Please repeat all of the listing exactly.
===============
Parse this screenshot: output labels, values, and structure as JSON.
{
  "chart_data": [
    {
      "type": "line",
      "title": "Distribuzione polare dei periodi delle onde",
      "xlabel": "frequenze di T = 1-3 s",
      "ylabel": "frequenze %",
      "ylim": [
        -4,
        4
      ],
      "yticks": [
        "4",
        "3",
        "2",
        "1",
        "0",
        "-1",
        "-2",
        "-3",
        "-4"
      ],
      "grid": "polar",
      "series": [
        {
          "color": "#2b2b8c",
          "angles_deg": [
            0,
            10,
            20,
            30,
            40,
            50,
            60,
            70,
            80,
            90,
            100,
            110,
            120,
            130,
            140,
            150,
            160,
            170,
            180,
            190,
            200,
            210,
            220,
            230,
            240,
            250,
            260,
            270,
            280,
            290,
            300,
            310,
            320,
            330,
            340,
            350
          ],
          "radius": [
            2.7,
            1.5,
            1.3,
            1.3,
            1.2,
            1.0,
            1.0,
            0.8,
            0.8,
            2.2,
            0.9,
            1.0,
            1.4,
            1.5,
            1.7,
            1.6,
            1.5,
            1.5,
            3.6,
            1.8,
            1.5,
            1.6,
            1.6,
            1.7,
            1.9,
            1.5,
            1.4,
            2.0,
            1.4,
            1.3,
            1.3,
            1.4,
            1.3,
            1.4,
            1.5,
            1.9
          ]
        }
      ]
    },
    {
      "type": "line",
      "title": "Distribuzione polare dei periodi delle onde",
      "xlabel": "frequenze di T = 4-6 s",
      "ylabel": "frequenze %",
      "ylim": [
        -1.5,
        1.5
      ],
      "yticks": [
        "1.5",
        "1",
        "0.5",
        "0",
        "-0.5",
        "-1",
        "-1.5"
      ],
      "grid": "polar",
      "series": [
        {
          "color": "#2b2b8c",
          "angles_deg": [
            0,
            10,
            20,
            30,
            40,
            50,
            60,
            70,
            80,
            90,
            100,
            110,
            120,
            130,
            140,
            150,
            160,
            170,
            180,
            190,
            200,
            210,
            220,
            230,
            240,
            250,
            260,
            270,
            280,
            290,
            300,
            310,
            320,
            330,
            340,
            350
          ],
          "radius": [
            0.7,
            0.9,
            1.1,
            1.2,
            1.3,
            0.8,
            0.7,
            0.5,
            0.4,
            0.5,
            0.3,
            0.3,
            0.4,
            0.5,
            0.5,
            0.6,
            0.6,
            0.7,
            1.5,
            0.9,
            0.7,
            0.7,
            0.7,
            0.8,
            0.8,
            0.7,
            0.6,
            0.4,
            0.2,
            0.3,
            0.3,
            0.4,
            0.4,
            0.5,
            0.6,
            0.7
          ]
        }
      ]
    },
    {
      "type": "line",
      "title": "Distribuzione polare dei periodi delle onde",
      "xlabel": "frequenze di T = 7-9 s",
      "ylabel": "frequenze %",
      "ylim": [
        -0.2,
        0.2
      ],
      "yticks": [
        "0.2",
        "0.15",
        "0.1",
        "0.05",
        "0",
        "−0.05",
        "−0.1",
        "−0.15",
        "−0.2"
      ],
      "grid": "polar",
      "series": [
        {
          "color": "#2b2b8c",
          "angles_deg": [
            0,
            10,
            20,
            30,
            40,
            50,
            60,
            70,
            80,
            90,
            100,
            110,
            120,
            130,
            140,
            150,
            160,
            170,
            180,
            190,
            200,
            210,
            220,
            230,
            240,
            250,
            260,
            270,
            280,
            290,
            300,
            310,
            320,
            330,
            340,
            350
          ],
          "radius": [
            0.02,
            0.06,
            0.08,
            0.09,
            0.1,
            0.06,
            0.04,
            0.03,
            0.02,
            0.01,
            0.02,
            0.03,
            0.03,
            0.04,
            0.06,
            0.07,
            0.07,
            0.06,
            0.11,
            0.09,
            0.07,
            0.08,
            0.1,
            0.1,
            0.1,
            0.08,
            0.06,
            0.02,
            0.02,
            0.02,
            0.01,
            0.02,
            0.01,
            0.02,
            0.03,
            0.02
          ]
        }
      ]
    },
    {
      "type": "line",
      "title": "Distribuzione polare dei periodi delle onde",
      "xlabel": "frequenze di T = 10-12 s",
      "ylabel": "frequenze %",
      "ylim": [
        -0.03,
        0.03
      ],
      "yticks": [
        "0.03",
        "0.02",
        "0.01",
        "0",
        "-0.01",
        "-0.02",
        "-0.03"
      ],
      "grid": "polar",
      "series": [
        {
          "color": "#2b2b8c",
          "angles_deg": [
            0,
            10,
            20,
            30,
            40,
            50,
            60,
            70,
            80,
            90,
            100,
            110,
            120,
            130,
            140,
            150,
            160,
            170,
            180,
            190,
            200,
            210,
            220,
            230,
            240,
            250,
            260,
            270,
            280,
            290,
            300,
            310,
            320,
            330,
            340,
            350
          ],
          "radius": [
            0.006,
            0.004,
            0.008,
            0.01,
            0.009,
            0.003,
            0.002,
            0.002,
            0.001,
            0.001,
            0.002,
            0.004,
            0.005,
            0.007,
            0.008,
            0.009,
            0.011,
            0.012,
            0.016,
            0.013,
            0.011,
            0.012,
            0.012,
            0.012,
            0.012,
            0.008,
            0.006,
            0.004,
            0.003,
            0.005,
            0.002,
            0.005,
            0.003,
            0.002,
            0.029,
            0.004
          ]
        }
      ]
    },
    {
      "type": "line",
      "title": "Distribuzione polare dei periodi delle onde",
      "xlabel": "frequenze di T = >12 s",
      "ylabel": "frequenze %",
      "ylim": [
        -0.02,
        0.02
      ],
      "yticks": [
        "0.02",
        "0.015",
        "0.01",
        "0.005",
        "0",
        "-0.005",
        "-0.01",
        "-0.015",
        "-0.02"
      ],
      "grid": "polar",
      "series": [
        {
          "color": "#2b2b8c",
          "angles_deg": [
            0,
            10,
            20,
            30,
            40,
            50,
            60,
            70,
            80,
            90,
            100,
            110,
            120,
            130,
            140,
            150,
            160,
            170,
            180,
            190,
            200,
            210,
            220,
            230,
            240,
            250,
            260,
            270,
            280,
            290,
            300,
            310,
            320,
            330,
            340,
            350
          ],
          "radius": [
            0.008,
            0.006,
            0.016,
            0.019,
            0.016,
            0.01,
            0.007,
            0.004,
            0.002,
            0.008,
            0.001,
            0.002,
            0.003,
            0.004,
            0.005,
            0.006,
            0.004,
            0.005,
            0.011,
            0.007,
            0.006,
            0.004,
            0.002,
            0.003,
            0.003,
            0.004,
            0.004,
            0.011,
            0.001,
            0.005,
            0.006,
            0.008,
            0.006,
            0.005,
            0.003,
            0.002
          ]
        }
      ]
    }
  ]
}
===============
- [Output]:
Parse this screenshot: output labels, values, and structure as JSON.
{
  "chart_data": [
    {
      "type": "line",
      "title": "Distribuzione polare dei periodi delle onde",
      "xlabel": "frequenze di T = 1-3 s",
      "ylabel": "frequenze %",
      "ylim": [
        -4,
        4
      ],
      "yticks": [
        "4",
        "3",
        "2",
        "1",
        "0",
        "-1",
        "-2",
        "-3",
        "-4"
      ],
      "grid": "polar",
      "series": [
        {
          "color": "#2b2b8c",
          "angles_deg": [
            0,
            10,
            20,
            30,
            40,
            50,
            60,
            70,
            80,
            90,
            100,
            110,
            120,
            130,
            140,
            150,
            160,
            170,
            180,
            190,
            200,
            210,
            220,
            230,
            240,
            250,
            260,
            270,
            280,
            290,
            300,
            310,
            320,
            330,
            340,
            350
          ],
          "radius": [
            2.7,
            1.5,
            1.3,
            1.3,
            1.2,
            1.0,
            1.0,
            0.8,
            0.8,
            2.2,
            0.9,
            1.0,
            1.4,
            1.5,
            1.7,
            1.6,
            1.5,
            1.5,
            3.6,
            1.8,
            1.5,
            1.6,
            1.6,
            1.7,
            1.9,
            1.5,
            1.4,
            2.0,
            1.4,
            1.3,
            1.3,
            1.4,
            1.3,
            1.4,
            1.5,
            1.9
          ]
        }
      ]
    },
    {
      "type": "line",
      "title": "Distribuzione polare dei periodi delle onde",
      "xlabel": "frequenze di T = 4-6 s",
      "ylabel": "frequenze %",
      "ylim": [
        -1.5,
        1.5
      ],
      "yticks": [
        "1.5",
        "1",
        "0.5",
        "0",
        "-0.5",
        "-1",
        "-1.5"
      ],
      "grid": "polar",
      "series": [
        {
          "color": "#2b2b8c",
          "angles_deg": [
            0,
            10,
            20,
            30,
            40,
            50,
            60,
            70,
            80,
            90,
            100,
            110,
            120,
            130,
            140,
            150,
            160,
            170,
            180,
            190,
            200,
            210,
            220,
            230,
            240,
            250,
            260,
            270,
            280,
            290,
            300,
            310,
            320,
            330,
            340,
            350
          ],
          "radius": [
            0.7,
            0.9,
            1.1,
            1.2,
            1.3,
            0.8,
            0.7,
            0.5,
            0.4,
            0.5,
            0.3,
            0.3,
            0.4,
            0.5,
            0.5,
            0.6,
            0.6,
            0.7,
            1.5,
            0.9,
            0.7,
            0.7,
            0.7,
            0.8,
            0.8,
            0.7,
            0.6,
            0.4,
            0.2,
            0.3,
            0.3,
            0.4,
            0.4,
            0.5,
            0.6,
            0.7
          ]
        }
      ]
    },
    {
      "type": "line",
      "title": "Distribuzione polare dei periodi delle onde",
      "xlabel": "frequenze di T = 7-9 s",
      "ylabel": "frequenze %",
      "ylim": [
        -0.2,
        0.2
      ],
      "yticks": [
        "0.2",
        "0.15",
        "0.1",
        "0.05",
        "0",
        "−0.05",
        "−0.1",
        "−0.15",
        "−0.2"
      ],
      "grid": "polar",
      "series": [
        {
          "color": "#2b2b8c",
          "angles_deg": [
            0,
            10,
            20,
            30,
            40,
            50,
            60,
            70,
            80,
            90,
            100,
            110,
            120,
            130,
            140,
            150,
            160,
            170,
            180,
            190,
            200,
            210,
            220,
            230,
            240,
            250,
            260,
            270,
            280,
            290,
            300,
            310,
            320,
            330,
            340,
            350
          ],
          "radius": [
            0.02,
            0.06,
            0.08,
            0.09,
            0.1,
            0.06,
            0.04,
            0.03,
            0.02,
            0.01,
            0.02,
            0.03,
            0.03,
            0.04,
            0.06,
            0.07,
            0.07,
            0.06,
            0.11,
            0.09,
            0.07,
            0.08,
            0.1,
            0.1,
            0.1,
            0.08,
            0.06,
            0.02,
            0.02,
            0.02,
            0.01,
            0.02,
            0.01,
            0.02,
            0.03,
            0.02
          ]
        }
      ]
    },
    {
      "type": "line",
      "title": "Distribuzione polare dei periodi delle onde",
      "xlabel": "frequenze di T = 10-12 s",
      "ylabel": "frequenze %",
      "ylim": [
        -0.03,
        0.03
      ],
      "yticks": [
        "0.03",
        "0.02",
        "0.01",
        "0",
        "-0.01",
        "-0.02",
        "-0.03"
      ],
      "grid": "polar",
      "series": [
        {
          "color": "#2b2b8c",
          "angles_deg": [
            0,
            10,
            20,
            30,
            40,
            50,
            60,
            70,
            80,
            90,
            100,
            110,
            120,
            130,
            140,
            150,
            160,
            170,
            180,
            190,
            200,
            210,
            220,
            230,
            240,
            250,
            260,
            270,
            280,
            290,
            300,
            310,
            320,
            330,
            340,
            350
          ],
          "radius": [
            0.006,
            0.004,
            0.008,
            0.01,
            0.009,
            0.003,
            0.002,
            0.002,
            0.001,
            0.001,
            0.002,
            0.004,
            0.005,
            0.007,
            0.008,
            0.009,
            0.011,
            0.012,
            0.016,
            0.013,
            0.011,
            0.012,
            0.012,
            0.012,
            0.012,
            0.008,
            0.006,
            0.004,
            0.003,
            0.005,
            0.002,
            0.005,
            0.003,
            0.002,
            0.029,
            0.004
          ]
        }
      ]
    },
    {
      "type": "line",
      "title": "Distribuzione polare dei periodi delle onde",
      "xlabel": "frequenze di T = >12 s",
      "ylabel": "frequenze %",
      "ylim": [
        -0.02,
        0.02
      ],
      "yticks": [
        "0.02",
        "0.015",
        "0.01",
        "0.005",
        "0",
        "-0.005",
        "-0.01",
        "-0.015",
        "-0.02"
      ],
      "grid": "polar",
      "series": [
        {
          "color": "#2b2b8c",
          "angles_deg": [
            0,
            10,
            20,
            30,
            40,
            50,
            60,
            70,
            80,
            90,
            100,
            110,
            120,
            130,
            140,
            150,
            160,
            170,
            180,
            190,
            200,
            210,
            220,
            230,
            240,
            250,
            260,
            270,
            280,
            290,
            300,
            310,
            320,
            330,
            340,
            350
          ],
          "radius": [
            0.008,
            0.006,
            0.016,
            0.019,
            0.016,
            0.01,
            0.007,
            0.004,
            0.002,
            0.008,
            0.001,
            0.002,
            0.003,
            0.004,
            0.005,
            0.006,
            0.004,
            0.005,
            0.011,
            0.007,
            0.006,
            0.004,
            0.002,
            0.003,
            0.003,
            0.004,
            0.004,
            0.011,
            0.001,
            0.005,
            0.006,
            0.008,
            0.006,
            0.005,
            0.003,
            0.002
          ]
        }
      ]
    }
  ]
}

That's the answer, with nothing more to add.